* WHAT TO DO
Reply with one number: the count of lines in the records below that hold "JSON".

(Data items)
• • •

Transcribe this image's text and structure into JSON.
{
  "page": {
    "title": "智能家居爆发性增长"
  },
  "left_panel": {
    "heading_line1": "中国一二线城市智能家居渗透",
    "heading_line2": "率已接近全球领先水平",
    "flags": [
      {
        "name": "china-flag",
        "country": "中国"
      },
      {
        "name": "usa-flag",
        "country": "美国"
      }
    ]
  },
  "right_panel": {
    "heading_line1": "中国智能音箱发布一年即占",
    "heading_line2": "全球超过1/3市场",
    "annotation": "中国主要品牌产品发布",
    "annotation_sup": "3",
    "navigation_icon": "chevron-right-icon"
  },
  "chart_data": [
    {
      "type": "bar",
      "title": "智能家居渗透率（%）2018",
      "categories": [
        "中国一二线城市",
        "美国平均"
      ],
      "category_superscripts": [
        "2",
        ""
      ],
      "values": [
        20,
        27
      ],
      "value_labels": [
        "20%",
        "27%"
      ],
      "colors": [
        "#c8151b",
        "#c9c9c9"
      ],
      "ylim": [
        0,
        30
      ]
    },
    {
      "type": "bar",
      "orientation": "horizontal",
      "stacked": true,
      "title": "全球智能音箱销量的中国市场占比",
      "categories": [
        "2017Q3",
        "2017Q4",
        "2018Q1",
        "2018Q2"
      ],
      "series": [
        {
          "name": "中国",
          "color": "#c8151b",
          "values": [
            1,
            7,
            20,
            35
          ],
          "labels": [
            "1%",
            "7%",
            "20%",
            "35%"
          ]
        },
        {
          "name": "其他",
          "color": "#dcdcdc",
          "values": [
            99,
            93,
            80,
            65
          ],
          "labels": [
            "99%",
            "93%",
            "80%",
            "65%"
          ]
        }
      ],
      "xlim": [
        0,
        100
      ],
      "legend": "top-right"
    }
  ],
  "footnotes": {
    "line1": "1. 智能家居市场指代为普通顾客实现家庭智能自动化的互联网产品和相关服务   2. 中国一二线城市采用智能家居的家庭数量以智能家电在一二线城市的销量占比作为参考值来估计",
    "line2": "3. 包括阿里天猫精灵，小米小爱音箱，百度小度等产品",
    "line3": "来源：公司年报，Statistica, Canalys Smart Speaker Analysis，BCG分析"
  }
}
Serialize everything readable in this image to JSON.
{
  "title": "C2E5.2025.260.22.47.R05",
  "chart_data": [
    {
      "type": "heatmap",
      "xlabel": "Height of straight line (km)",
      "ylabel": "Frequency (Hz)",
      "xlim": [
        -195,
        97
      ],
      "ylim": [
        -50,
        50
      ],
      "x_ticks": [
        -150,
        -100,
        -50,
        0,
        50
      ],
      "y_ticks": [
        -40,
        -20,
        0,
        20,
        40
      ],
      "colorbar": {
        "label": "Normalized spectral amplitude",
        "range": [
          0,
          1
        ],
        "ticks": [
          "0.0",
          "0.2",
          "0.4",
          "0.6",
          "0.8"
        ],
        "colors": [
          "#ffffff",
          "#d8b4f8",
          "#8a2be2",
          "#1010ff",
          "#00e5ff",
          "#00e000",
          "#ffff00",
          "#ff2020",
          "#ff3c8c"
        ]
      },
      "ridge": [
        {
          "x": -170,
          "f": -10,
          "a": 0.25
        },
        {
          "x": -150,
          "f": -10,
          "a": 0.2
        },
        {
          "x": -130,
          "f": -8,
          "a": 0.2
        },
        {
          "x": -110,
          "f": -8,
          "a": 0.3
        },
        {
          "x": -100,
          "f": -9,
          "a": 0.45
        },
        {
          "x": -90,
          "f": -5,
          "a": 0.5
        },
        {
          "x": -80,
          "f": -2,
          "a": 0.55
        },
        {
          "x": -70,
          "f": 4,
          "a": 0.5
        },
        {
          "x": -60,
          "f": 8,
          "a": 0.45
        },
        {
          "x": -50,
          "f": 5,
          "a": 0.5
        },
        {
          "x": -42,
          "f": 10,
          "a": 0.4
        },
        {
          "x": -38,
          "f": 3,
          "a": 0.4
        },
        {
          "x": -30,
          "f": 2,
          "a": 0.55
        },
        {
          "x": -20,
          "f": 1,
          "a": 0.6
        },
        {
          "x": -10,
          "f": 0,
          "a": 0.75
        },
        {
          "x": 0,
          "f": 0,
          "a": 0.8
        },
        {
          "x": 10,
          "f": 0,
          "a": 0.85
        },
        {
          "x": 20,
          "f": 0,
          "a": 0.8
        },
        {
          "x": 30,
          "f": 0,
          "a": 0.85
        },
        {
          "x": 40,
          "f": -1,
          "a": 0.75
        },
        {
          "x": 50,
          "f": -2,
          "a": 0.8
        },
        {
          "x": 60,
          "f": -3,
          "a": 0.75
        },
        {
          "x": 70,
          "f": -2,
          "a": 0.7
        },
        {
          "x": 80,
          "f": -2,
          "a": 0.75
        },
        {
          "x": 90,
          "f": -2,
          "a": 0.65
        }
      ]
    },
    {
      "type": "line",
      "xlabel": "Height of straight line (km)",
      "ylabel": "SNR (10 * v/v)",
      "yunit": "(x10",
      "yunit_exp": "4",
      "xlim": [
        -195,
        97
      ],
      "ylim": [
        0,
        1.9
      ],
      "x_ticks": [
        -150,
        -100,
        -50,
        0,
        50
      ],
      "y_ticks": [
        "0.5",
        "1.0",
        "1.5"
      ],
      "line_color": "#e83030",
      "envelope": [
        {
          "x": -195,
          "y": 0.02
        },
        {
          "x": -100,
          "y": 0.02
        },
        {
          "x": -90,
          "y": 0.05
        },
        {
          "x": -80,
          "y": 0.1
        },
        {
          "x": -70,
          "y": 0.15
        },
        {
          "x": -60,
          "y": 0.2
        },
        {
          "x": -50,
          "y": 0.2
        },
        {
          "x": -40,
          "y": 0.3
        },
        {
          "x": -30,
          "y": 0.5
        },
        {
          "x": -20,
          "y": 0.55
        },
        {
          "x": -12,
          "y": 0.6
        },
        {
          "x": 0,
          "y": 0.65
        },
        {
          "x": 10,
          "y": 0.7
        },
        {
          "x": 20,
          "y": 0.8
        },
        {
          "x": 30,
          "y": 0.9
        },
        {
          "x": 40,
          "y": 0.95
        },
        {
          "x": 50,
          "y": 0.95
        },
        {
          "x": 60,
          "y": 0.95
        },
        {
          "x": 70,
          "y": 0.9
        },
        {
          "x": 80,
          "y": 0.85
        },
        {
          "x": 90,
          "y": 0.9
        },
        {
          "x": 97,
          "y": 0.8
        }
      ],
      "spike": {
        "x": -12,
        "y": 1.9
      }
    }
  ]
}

• • •

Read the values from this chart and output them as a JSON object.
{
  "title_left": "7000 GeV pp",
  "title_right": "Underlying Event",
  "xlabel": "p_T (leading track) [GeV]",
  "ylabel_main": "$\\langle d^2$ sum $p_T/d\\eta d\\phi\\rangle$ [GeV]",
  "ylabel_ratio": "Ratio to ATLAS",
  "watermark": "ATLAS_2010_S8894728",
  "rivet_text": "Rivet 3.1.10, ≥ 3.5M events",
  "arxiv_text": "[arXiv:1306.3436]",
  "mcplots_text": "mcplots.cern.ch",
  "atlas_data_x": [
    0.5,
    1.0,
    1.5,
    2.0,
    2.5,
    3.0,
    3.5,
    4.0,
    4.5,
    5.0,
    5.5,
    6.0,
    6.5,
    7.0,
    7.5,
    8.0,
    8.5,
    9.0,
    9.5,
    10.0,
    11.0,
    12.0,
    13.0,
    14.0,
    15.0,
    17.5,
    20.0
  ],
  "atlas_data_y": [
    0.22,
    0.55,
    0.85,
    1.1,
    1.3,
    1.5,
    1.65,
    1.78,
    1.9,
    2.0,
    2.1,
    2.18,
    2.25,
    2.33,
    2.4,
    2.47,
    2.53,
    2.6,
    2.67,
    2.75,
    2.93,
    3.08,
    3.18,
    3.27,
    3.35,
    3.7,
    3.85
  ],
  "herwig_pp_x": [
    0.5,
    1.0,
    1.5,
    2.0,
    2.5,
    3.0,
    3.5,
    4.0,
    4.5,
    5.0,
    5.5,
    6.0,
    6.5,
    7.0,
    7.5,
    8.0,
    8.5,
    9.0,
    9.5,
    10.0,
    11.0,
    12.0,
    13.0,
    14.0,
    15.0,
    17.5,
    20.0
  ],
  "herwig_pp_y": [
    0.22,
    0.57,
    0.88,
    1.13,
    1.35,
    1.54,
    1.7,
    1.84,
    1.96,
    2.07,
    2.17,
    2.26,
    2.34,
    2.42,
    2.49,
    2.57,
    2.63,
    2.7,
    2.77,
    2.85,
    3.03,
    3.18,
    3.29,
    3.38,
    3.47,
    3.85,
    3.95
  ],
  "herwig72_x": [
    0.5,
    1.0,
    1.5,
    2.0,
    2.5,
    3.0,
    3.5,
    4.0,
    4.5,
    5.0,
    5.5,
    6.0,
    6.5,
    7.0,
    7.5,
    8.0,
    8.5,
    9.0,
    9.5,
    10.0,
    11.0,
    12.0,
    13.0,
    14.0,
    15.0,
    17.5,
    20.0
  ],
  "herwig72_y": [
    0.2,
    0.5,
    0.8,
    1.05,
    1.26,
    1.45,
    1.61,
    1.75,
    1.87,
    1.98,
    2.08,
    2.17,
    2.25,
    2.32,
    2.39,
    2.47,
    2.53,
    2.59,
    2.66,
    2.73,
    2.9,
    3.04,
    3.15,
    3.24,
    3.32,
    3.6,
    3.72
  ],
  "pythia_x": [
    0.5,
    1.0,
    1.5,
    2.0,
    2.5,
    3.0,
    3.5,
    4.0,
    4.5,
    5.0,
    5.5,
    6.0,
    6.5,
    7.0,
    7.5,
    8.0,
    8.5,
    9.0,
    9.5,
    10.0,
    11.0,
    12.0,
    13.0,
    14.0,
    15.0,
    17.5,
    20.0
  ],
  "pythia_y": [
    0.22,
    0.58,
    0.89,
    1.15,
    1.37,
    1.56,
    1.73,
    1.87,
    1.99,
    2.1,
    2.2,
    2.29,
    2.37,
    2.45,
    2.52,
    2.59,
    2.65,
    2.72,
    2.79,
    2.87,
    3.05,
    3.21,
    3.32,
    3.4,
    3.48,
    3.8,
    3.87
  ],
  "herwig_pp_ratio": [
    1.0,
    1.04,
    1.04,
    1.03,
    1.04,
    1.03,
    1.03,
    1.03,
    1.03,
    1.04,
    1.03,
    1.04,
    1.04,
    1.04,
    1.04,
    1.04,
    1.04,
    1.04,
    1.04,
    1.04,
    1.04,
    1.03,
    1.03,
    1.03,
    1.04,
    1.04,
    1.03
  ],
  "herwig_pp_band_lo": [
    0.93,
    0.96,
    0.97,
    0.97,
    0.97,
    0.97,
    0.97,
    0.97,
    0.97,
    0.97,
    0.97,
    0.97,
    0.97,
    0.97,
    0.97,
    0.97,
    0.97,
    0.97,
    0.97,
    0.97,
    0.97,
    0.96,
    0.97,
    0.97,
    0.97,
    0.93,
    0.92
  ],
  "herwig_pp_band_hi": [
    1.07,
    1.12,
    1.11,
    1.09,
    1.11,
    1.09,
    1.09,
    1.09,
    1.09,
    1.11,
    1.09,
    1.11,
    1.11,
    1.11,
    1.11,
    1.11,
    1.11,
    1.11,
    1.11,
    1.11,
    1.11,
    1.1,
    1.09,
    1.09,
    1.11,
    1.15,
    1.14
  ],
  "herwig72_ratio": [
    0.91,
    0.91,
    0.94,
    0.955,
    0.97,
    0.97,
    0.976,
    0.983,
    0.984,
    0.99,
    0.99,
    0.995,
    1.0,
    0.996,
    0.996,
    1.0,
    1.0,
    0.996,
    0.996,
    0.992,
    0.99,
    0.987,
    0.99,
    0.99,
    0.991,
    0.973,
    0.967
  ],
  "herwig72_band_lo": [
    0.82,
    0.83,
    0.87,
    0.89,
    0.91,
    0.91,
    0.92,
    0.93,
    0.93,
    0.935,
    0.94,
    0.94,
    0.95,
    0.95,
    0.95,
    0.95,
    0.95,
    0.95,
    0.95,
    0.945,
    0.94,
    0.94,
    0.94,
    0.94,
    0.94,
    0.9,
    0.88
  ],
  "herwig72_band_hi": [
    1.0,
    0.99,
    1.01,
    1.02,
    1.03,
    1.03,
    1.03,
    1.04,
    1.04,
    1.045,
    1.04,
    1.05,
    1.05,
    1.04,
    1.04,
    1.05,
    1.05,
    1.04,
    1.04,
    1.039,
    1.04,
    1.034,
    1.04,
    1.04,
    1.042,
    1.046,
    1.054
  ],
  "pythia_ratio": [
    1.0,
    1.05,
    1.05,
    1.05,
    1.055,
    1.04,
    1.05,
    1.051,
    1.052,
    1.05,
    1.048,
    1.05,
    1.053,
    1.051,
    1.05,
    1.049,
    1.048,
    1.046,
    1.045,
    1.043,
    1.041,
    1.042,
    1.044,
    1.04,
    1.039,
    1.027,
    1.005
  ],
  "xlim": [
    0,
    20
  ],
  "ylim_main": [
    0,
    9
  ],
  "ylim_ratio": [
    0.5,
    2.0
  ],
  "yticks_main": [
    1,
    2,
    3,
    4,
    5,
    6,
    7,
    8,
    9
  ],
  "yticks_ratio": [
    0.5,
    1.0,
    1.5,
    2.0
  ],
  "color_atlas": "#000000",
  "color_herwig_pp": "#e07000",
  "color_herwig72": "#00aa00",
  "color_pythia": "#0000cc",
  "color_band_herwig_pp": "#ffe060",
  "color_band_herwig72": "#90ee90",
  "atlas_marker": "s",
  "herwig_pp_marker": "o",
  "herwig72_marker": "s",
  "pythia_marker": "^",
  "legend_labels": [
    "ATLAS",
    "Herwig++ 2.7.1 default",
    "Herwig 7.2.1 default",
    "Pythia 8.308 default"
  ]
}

• • •

* FULL RESPONSE
3